> **Your instructions**
From the listing, collect all lines containing the word "principle".

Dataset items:
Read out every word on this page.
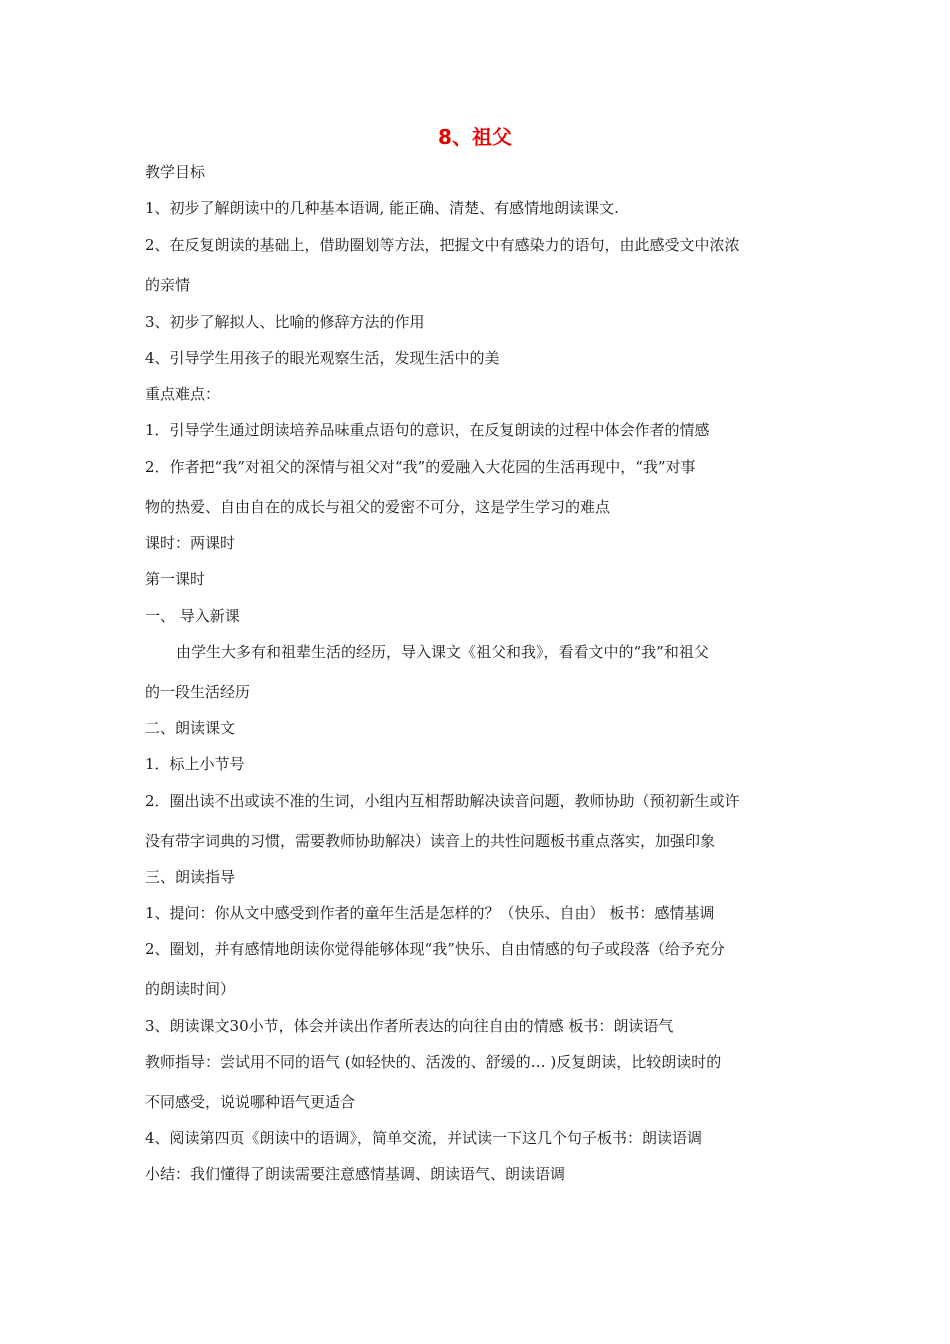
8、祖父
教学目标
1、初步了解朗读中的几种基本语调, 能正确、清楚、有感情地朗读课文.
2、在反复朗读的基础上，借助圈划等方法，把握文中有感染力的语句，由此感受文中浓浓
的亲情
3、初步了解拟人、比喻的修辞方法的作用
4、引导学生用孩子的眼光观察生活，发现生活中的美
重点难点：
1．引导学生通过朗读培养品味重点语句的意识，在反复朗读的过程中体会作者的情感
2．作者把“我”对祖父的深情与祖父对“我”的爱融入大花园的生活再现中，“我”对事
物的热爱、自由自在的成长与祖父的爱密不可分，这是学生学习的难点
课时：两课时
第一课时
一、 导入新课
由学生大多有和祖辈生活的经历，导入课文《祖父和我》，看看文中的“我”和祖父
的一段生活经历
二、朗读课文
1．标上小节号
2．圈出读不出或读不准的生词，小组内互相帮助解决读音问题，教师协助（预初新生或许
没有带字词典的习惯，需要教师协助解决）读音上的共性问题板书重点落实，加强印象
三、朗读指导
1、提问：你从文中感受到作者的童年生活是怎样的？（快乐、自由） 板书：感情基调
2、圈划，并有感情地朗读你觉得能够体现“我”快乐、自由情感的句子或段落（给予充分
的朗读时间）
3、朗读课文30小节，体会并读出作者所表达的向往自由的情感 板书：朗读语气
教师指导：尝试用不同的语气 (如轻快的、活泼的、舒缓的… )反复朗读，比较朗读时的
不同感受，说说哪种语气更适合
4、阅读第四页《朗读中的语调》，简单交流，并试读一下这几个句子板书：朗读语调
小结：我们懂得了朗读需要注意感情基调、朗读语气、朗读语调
==
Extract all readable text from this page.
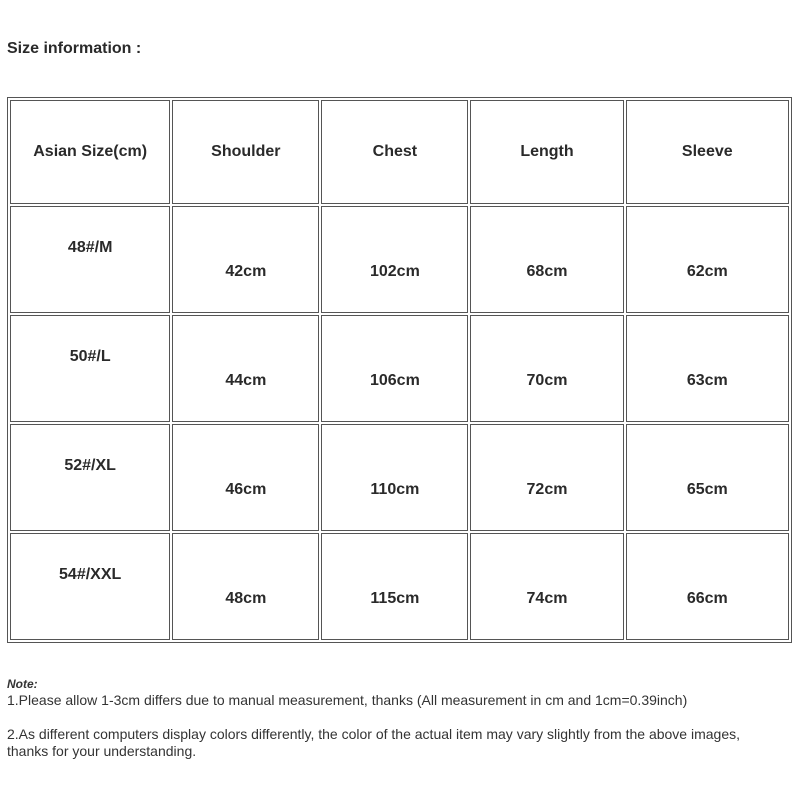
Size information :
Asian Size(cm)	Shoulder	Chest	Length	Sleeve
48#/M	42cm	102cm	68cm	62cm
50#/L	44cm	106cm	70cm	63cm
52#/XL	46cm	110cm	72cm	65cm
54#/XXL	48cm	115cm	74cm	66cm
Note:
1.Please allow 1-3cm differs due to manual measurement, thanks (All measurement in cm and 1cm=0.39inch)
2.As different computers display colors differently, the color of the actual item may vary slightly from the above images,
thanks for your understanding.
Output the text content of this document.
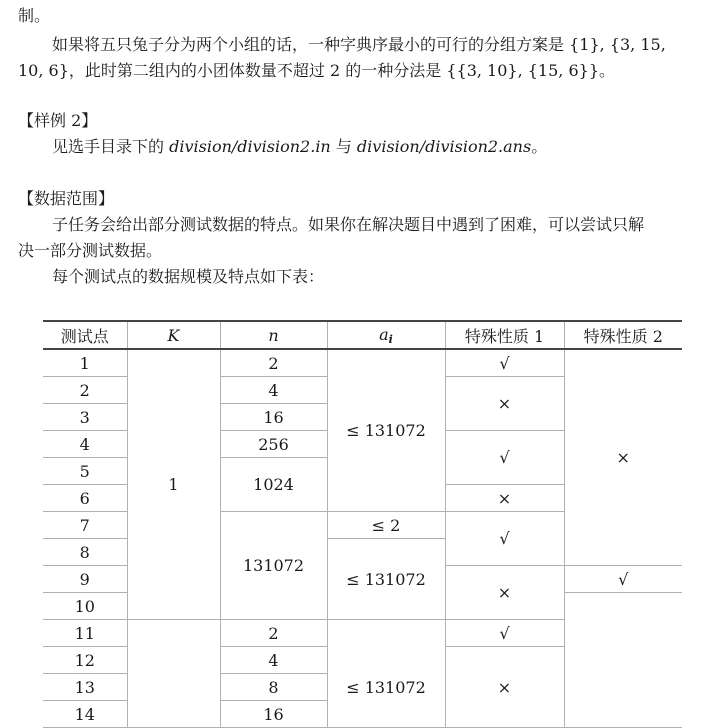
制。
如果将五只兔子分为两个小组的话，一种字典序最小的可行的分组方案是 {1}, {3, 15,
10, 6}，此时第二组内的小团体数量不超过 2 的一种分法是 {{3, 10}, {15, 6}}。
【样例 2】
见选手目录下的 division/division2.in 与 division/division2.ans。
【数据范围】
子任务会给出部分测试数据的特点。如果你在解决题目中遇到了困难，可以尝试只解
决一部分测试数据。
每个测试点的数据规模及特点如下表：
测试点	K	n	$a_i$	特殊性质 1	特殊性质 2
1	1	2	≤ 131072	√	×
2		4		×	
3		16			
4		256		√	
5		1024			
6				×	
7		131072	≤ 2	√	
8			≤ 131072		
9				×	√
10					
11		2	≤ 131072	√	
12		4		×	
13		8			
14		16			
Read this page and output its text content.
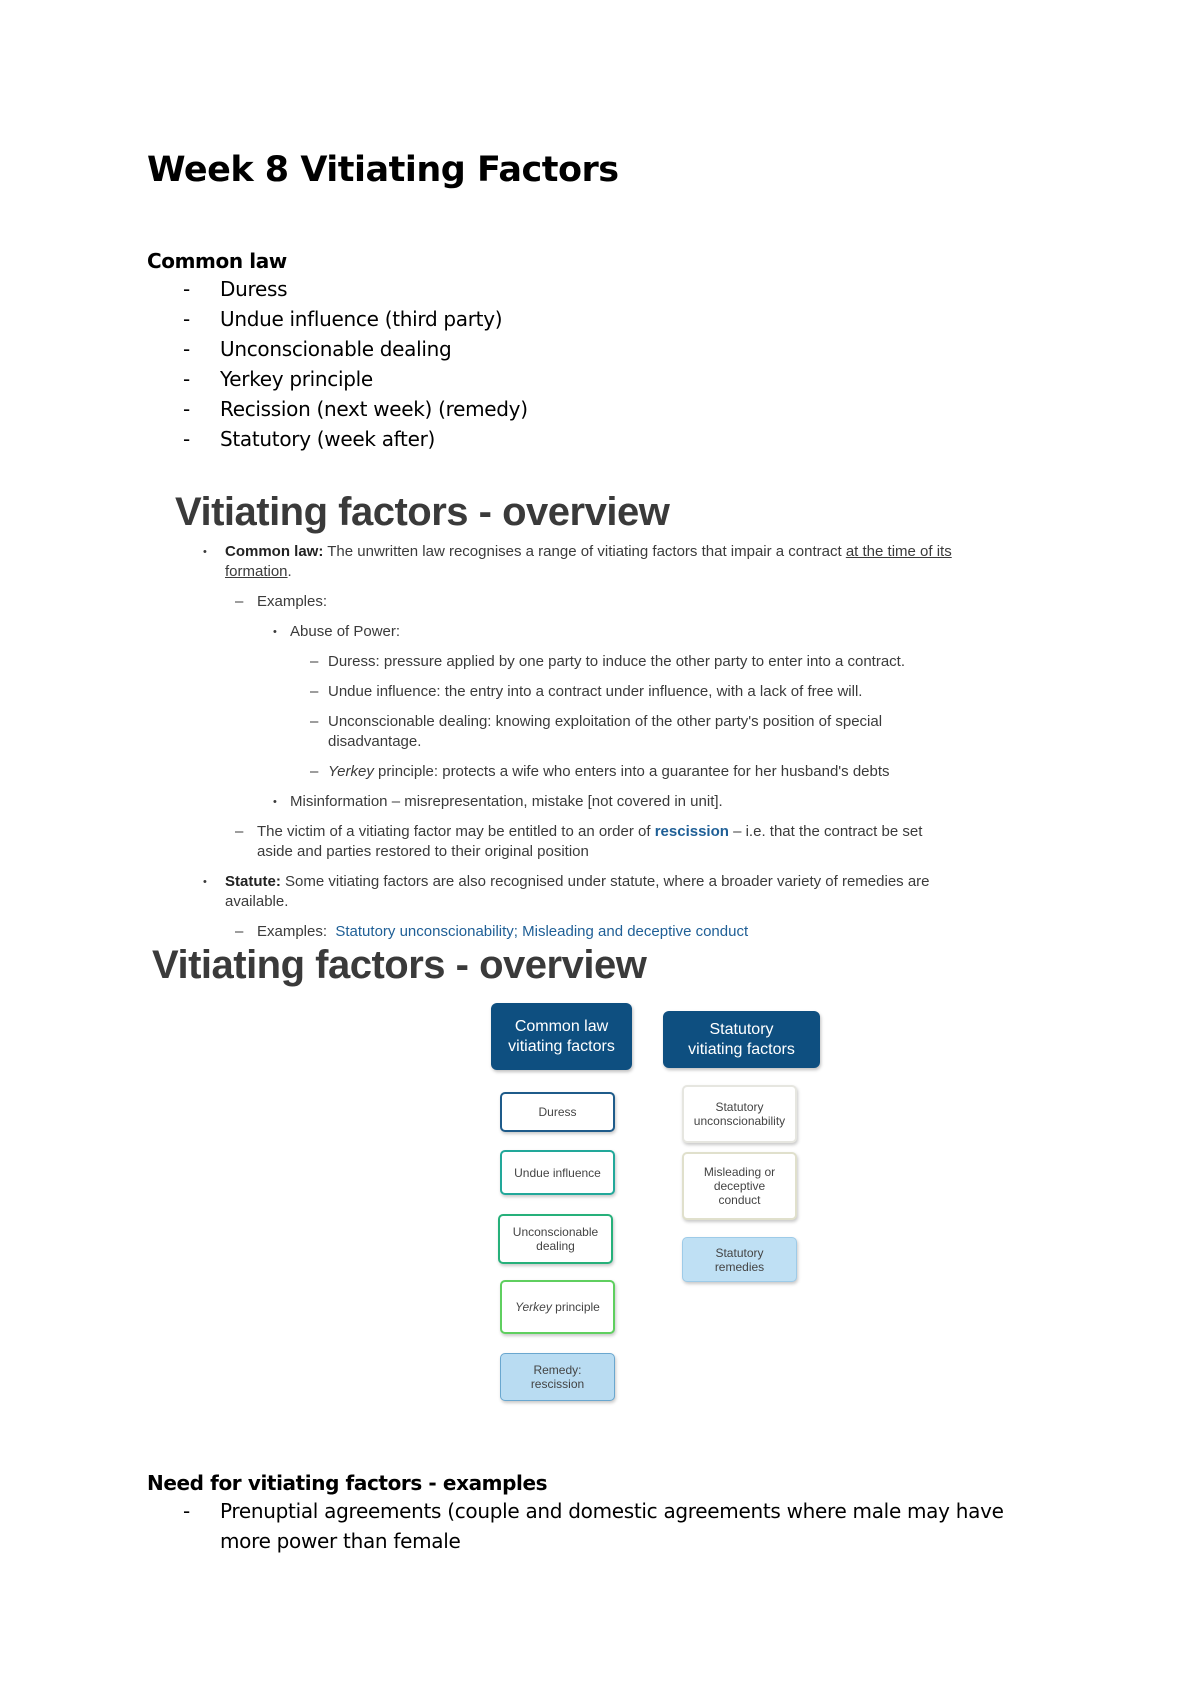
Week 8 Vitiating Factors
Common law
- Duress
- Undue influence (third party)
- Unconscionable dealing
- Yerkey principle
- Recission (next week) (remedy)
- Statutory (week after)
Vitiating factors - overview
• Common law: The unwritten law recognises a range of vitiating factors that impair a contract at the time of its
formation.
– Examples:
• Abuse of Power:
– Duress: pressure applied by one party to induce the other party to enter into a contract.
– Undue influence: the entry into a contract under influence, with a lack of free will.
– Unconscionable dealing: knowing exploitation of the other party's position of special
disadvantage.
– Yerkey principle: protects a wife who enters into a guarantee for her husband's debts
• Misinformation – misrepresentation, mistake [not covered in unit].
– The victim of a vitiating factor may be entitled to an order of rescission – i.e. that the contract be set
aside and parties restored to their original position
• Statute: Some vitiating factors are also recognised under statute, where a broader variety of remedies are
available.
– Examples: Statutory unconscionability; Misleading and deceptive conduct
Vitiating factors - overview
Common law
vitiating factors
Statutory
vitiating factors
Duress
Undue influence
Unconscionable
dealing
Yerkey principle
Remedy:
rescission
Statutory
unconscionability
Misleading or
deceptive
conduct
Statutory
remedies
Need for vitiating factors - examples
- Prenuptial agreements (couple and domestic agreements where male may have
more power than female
* * *
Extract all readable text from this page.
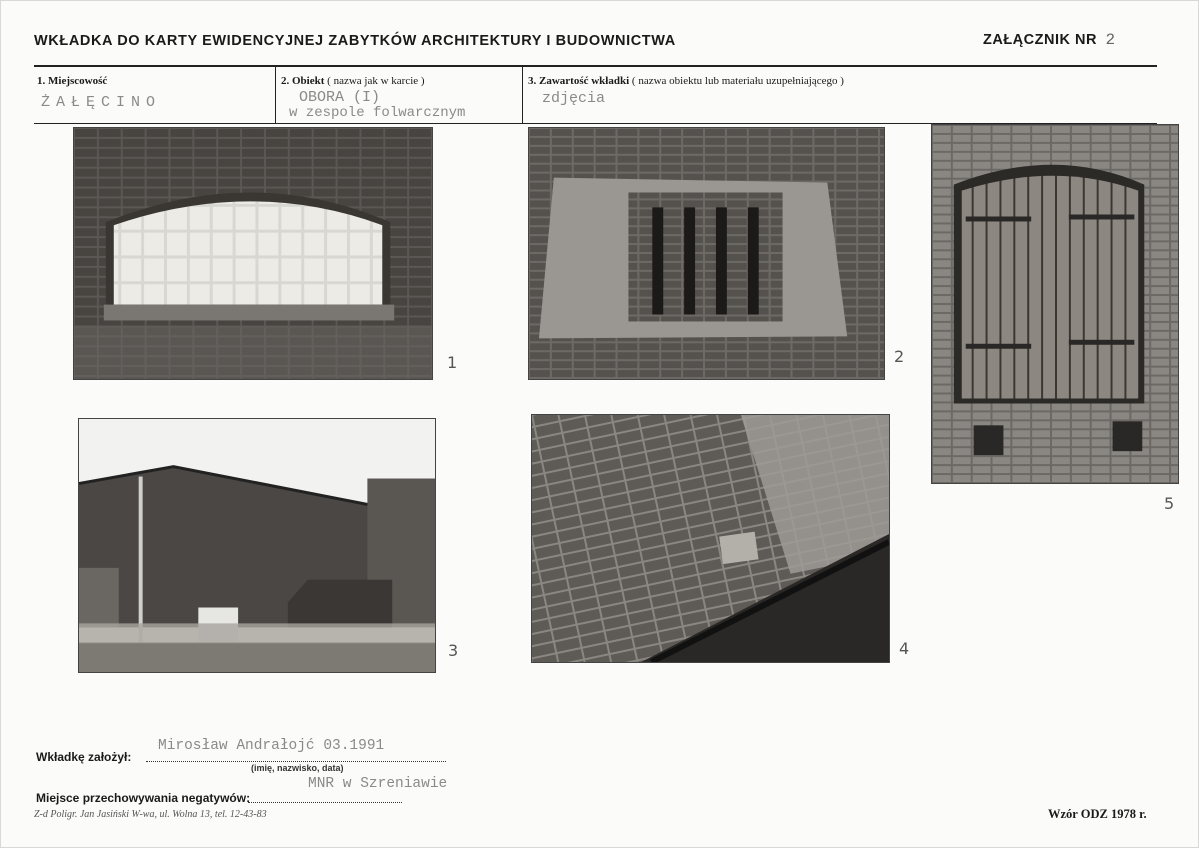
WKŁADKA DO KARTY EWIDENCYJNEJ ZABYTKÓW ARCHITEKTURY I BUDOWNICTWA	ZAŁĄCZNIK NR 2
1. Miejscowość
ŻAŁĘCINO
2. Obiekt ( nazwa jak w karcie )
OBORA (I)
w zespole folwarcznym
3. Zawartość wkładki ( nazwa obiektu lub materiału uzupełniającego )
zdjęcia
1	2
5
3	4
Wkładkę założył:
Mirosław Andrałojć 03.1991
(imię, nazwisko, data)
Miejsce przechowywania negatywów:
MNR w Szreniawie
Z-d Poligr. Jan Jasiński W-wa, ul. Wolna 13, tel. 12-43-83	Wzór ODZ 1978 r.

> **Answer for the task**
- Yerkey principle
– Yerkey principle: protects a wife who enters into a guarantee for her husband's debts
Yerkey principle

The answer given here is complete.